● **Goal of the exercise**:
Go through the records below line by line, counting those that contain the word "associated"; answer with the count only.

● **Exercise material**:

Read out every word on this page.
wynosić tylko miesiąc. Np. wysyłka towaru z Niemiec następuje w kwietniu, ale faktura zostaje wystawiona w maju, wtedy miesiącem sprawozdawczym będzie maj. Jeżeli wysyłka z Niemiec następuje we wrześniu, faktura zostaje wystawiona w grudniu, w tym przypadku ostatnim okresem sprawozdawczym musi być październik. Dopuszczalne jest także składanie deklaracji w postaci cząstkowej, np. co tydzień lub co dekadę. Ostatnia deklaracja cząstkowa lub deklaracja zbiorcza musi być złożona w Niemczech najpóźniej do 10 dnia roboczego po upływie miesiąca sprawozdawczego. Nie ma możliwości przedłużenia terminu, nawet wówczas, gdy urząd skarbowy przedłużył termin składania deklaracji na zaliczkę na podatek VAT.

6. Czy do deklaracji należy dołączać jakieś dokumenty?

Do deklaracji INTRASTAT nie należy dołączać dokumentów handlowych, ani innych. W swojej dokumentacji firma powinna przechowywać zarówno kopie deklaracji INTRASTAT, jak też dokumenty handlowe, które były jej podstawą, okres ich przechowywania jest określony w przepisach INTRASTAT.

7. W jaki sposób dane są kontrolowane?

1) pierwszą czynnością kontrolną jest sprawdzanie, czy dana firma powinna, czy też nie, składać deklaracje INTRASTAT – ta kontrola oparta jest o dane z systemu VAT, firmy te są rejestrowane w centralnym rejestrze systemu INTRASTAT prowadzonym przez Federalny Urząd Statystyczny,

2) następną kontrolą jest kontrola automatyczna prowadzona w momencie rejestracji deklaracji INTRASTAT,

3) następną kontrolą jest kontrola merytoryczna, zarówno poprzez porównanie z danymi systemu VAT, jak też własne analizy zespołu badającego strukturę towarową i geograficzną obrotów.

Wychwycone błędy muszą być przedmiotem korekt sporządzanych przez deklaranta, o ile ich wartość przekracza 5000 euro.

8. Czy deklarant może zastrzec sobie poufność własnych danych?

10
--
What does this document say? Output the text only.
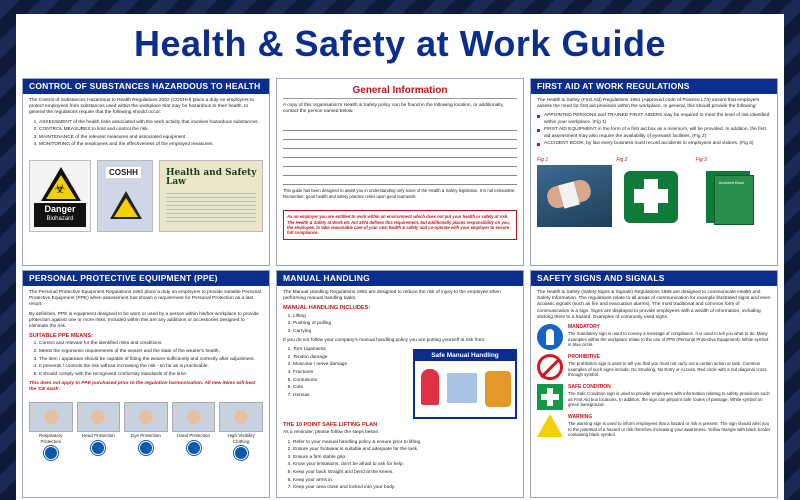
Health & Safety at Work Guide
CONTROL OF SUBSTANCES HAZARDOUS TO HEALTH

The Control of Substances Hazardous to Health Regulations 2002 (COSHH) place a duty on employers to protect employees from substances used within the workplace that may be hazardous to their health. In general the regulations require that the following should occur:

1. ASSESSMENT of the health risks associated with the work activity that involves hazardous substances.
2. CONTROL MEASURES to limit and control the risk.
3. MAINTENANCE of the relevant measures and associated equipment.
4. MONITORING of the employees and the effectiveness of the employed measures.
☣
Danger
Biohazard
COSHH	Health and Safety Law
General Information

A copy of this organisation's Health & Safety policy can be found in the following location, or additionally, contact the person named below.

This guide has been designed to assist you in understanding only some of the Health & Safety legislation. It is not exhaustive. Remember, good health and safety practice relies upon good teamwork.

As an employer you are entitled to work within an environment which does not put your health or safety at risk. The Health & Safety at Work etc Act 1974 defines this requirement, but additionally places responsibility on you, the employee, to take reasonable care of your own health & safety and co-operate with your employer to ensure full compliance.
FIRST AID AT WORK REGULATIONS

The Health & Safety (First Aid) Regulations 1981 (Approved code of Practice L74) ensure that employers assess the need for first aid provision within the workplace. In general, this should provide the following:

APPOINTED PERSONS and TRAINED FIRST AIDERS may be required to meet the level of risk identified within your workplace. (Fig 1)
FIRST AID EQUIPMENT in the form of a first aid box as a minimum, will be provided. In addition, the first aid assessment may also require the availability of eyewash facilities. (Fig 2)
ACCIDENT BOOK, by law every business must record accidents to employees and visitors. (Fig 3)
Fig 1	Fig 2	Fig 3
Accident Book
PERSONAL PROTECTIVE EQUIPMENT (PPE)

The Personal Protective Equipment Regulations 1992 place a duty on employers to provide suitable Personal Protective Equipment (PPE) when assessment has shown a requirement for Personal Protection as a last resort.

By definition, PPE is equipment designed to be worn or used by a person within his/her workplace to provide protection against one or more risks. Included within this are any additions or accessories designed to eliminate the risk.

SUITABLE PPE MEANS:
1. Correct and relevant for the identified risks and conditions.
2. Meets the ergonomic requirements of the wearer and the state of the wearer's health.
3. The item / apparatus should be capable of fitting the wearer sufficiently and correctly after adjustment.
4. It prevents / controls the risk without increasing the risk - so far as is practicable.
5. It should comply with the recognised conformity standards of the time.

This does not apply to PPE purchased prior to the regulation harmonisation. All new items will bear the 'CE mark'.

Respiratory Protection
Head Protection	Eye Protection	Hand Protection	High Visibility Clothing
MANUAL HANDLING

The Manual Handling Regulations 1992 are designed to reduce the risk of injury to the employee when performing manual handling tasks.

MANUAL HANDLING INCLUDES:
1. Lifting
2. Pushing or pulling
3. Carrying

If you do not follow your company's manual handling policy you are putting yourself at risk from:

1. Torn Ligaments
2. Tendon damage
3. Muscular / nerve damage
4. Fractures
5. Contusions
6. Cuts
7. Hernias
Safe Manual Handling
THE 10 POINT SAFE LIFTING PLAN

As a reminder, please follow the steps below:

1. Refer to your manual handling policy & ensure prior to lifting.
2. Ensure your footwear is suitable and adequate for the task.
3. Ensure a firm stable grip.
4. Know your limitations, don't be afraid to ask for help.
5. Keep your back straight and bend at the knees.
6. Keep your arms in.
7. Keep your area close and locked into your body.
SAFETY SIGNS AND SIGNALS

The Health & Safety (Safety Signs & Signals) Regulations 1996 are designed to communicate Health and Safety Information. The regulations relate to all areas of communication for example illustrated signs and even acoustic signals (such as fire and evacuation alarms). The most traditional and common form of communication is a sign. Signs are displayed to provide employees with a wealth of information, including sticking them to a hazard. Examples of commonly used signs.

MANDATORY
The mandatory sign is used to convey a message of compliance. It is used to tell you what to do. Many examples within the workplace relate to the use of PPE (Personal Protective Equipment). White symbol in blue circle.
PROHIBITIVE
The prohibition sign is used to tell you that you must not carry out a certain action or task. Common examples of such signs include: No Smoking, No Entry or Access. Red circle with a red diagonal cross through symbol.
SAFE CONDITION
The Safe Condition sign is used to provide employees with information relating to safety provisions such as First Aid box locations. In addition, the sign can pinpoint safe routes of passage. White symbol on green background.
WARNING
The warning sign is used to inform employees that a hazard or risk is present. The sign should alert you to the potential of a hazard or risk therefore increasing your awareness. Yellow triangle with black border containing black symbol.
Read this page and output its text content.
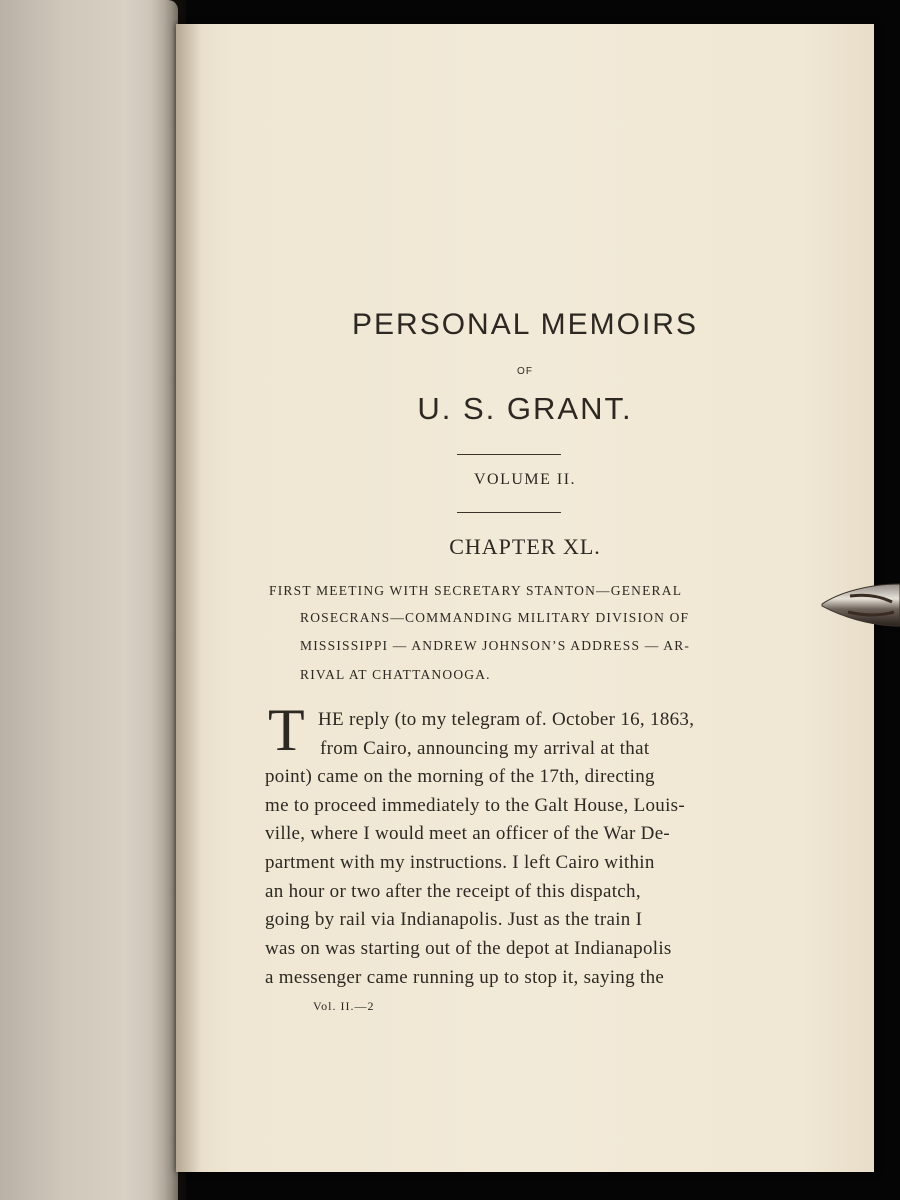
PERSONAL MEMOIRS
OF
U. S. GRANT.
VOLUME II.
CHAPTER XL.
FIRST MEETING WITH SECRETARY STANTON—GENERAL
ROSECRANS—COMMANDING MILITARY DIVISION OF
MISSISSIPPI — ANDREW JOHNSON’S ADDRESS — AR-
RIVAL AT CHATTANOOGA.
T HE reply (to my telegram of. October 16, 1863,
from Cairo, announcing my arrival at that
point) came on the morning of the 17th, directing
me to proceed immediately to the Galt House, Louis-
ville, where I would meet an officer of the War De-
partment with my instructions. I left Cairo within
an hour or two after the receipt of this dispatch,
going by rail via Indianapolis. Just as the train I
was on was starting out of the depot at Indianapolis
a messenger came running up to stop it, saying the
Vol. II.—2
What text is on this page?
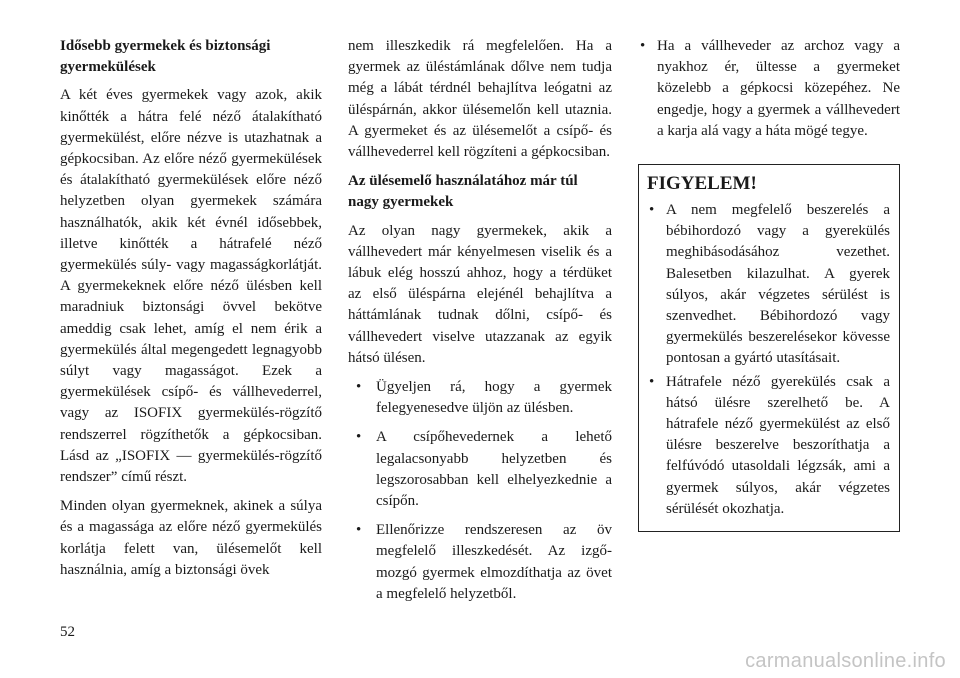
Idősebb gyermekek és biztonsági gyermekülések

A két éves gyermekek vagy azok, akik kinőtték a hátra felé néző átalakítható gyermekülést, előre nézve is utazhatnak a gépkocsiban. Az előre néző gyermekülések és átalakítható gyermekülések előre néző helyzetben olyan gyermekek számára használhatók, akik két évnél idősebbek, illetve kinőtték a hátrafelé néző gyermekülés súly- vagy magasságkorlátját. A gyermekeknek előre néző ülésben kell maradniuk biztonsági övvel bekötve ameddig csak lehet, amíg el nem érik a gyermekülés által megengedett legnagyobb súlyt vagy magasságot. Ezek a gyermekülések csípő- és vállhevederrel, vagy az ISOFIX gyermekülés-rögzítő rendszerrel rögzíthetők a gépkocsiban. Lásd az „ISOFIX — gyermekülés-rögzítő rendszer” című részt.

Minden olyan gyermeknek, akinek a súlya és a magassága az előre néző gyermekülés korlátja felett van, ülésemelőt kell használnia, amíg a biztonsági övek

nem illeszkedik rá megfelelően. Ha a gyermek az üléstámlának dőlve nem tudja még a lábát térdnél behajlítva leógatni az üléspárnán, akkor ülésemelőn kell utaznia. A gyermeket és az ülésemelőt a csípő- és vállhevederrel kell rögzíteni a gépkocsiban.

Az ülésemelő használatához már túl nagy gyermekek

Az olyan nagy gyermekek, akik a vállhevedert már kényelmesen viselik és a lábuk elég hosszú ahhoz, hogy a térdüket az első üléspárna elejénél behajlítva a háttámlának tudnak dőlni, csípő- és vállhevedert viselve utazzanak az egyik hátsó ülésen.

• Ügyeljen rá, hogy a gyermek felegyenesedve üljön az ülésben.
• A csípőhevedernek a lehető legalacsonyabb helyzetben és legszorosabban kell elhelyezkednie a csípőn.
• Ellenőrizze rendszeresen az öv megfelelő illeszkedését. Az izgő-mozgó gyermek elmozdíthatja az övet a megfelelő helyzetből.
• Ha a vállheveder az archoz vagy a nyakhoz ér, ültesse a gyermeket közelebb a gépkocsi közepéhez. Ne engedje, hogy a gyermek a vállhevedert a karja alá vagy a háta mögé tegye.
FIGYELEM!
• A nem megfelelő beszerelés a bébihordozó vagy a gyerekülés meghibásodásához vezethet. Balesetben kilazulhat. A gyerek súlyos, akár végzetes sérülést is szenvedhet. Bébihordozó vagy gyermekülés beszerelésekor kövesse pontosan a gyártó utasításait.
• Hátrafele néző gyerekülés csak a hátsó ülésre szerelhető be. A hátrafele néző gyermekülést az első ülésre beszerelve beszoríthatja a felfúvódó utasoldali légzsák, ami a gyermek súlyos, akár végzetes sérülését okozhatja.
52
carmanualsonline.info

● **Response to the exercise**:
2